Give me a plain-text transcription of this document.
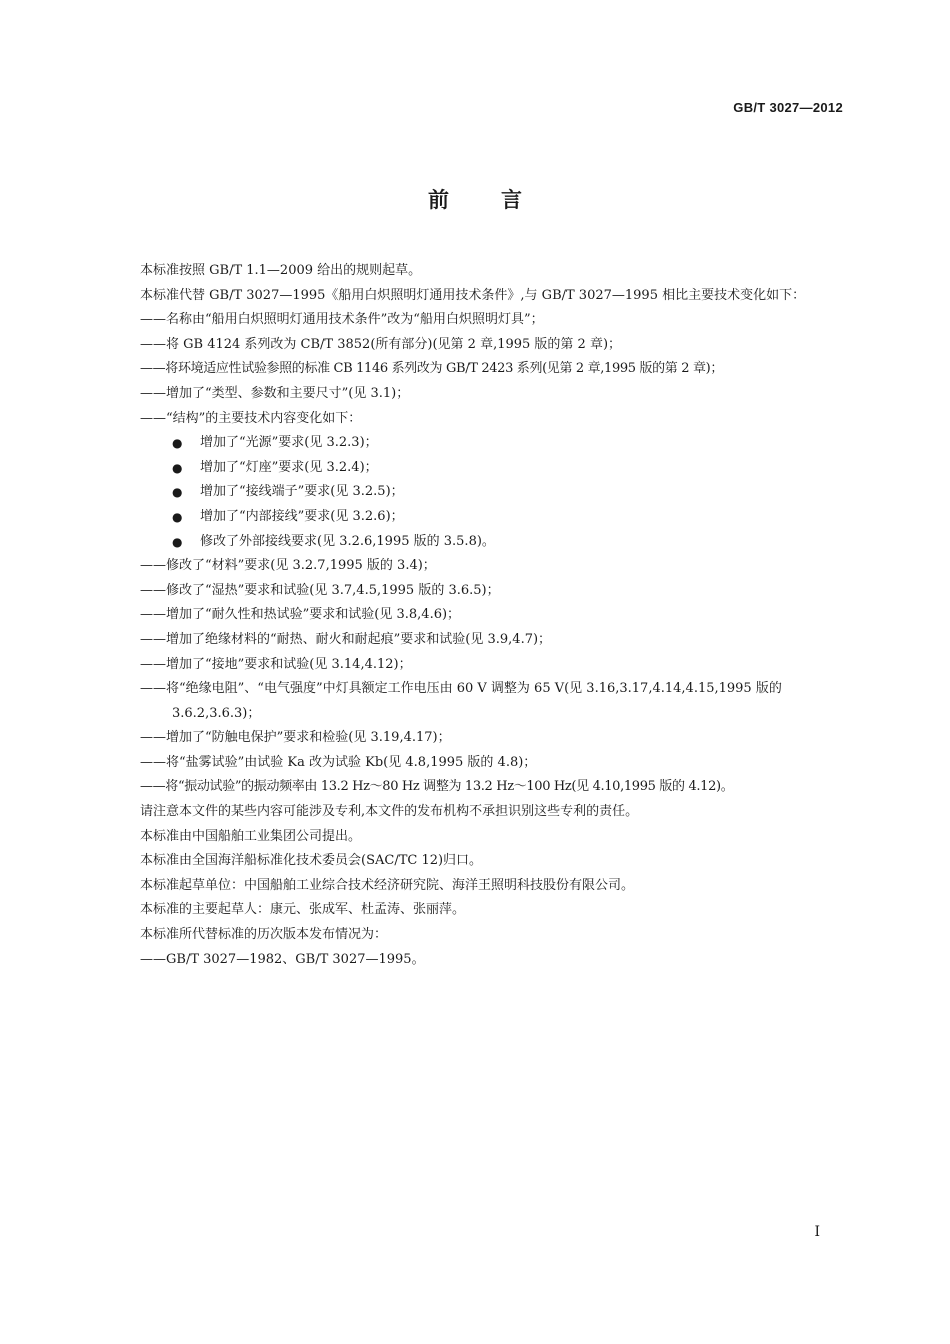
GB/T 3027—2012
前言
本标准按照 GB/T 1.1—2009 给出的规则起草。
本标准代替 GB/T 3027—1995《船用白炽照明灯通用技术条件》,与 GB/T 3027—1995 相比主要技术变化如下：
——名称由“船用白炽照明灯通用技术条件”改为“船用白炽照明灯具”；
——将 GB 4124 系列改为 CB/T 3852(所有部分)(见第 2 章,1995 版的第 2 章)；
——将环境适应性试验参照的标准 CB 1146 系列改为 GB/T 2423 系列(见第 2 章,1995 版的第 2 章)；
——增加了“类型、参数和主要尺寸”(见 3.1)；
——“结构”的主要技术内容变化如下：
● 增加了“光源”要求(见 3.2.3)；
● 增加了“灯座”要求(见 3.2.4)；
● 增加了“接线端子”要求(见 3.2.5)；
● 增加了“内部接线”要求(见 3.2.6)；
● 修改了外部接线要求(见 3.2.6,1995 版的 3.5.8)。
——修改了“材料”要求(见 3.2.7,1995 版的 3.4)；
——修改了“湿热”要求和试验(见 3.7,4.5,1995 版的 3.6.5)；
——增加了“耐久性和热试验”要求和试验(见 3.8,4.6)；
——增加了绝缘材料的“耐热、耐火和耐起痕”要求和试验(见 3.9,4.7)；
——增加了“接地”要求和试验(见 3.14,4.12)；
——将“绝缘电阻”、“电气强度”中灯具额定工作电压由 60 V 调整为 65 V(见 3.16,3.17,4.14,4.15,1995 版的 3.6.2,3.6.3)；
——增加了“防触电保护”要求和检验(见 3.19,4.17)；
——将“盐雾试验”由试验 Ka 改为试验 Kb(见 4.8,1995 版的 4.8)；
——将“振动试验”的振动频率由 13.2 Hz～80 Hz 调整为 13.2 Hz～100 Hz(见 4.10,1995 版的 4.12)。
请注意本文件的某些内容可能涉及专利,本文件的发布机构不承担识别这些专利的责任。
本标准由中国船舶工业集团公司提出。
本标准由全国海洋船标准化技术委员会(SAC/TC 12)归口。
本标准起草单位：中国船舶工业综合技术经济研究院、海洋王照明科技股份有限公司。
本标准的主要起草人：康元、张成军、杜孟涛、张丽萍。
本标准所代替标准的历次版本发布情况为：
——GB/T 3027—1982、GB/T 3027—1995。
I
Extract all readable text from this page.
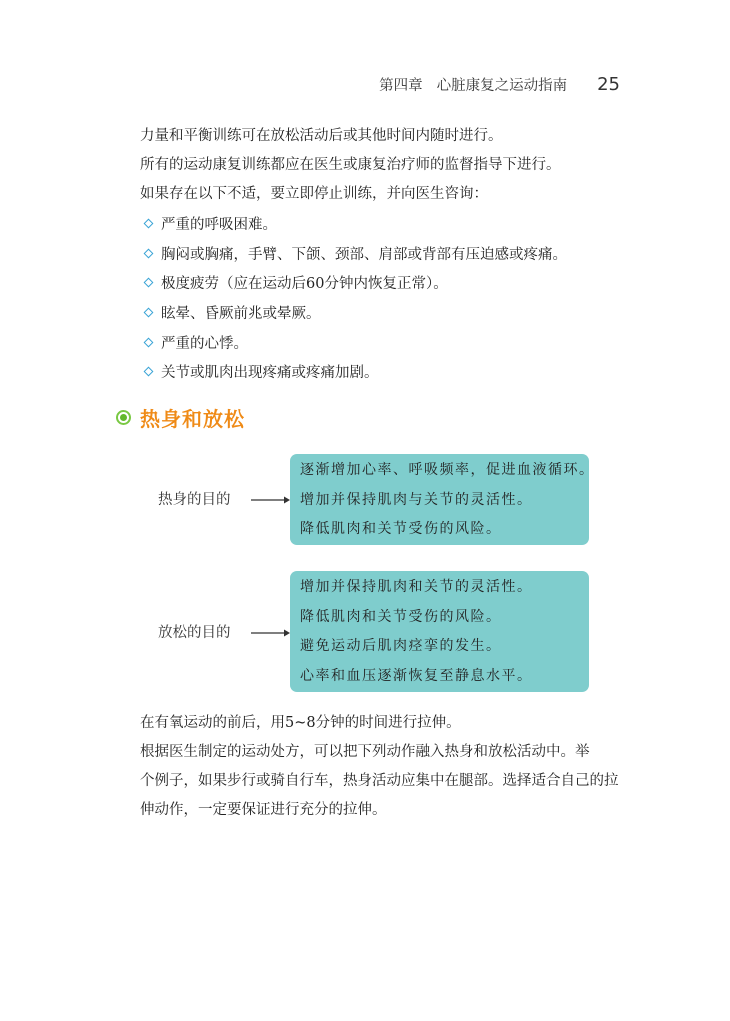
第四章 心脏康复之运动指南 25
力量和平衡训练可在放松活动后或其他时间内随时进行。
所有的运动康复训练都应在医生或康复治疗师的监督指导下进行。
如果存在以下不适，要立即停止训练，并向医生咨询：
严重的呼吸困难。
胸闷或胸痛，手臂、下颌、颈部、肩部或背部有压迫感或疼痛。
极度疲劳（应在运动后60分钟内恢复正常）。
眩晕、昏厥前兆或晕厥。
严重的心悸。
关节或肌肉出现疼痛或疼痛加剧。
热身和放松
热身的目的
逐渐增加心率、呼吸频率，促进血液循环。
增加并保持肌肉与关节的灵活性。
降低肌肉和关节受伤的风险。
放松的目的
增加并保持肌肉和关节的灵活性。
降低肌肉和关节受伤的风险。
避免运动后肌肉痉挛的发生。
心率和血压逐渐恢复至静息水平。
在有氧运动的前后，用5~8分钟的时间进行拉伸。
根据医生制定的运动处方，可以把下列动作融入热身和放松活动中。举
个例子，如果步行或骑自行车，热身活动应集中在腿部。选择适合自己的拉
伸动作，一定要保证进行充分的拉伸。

■ ■ ■ ■ ■

**EXERCISE PROMPT:**
Transcribe the whole listing exactly. Pictures are excluded.

**SOLUTION BELOW:**
Give me a plain-text transcription of this document.
GB/T 3027—2012
前言
本标准按照 GB/T 1.1—2009 给出的规则起草。
本标准代替 GB/T 3027—1995《船用白炽照明灯通用技术条件》,与 GB/T 3027—1995 相比主要技术变化如下：
——名称由“船用白炽照明灯通用技术条件”改为“船用白炽照明灯具”；
——将 GB 4124 系列改为 CB/T 3852(所有部分)(见第 2 章,1995 版的第 2 章)；
——将环境适应性试验参照的标准 CB 1146 系列改为 GB/T 2423 系列(见第 2 章,1995 版的第 2 章)；
——增加了“类型、参数和主要尺寸”(见 3.1)；
——“结构”的主要技术内容变化如下：
● 增加了“光源”要求(见 3.2.3)；
● 增加了“灯座”要求(见 3.2.4)；
● 增加了“接线端子”要求(见 3.2.5)；
● 增加了“内部接线”要求(见 3.2.6)；
● 修改了外部接线要求(见 3.2.6,1995 版的 3.5.8)。
——修改了“材料”要求(见 3.2.7,1995 版的 3.4)；
——修改了“湿热”要求和试验(见 3.7,4.5,1995 版的 3.6.5)；
——增加了“耐久性和热试验”要求和试验(见 3.8,4.6)；
——增加了绝缘材料的“耐热、耐火和耐起痕”要求和试验(见 3.9,4.7)；
——增加了“接地”要求和试验(见 3.14,4.12)；
——将“绝缘电阻”、“电气强度”中灯具额定工作电压由 60 V 调整为 65 V(见 3.16,3.17,4.14,4.15,1995 版的 3.6.2,3.6.3)；
——增加了“防触电保护”要求和检验(见 3.19,4.17)；
——将“盐雾试验”由试验 Ka 改为试验 Kb(见 4.8,1995 版的 4.8)；
——将“振动试验”的振动频率由 13.2 Hz～80 Hz 调整为 13.2 Hz～100 Hz(见 4.10,1995 版的 4.12)。
请注意本文件的某些内容可能涉及专利,本文件的发布机构不承担识别这些专利的责任。
本标准由中国船舶工业集团公司提出。
本标准由全国海洋船标准化技术委员会(SAC/TC 12)归口。
本标准起草单位：中国船舶工业综合技术经济研究院、海洋王照明科技股份有限公司。
本标准的主要起草人：康元、张成军、杜孟涛、张丽萍。
本标准所代替标准的历次版本发布情况为：
——GB/T 3027—1982、GB/T 3027—1995。
I
Extract all readable text from this page.
第四章 心脏康复之运动指南 25
力量和平衡训练可在放松活动后或其他时间内随时进行。
所有的运动康复训练都应在医生或康复治疗师的监督指导下进行。
如果存在以下不适，要立即停止训练，并向医生咨询：
严重的呼吸困难。
胸闷或胸痛，手臂、下颌、颈部、肩部或背部有压迫感或疼痛。
极度疲劳（应在运动后60分钟内恢复正常）。
眩晕、昏厥前兆或晕厥。
严重的心悸。
关节或肌肉出现疼痛或疼痛加剧。
热身和放松
热身的目的
逐渐增加心率、呼吸频率，促进血液循环。
增加并保持肌肉与关节的灵活性。
降低肌肉和关节受伤的风险。
放松的目的
增加并保持肌肉和关节的灵活性。
降低肌肉和关节受伤的风险。
避免运动后肌肉痉挛的发生。
心率和血压逐渐恢复至静息水平。
在有氧运动的前后，用5~8分钟的时间进行拉伸。
根据医生制定的运动处方，可以把下列动作融入热身和放松活动中。举
个例子，如果步行或骑自行车，热身活动应集中在腿部。选择适合自己的拉
伸动作，一定要保证进行充分的拉伸。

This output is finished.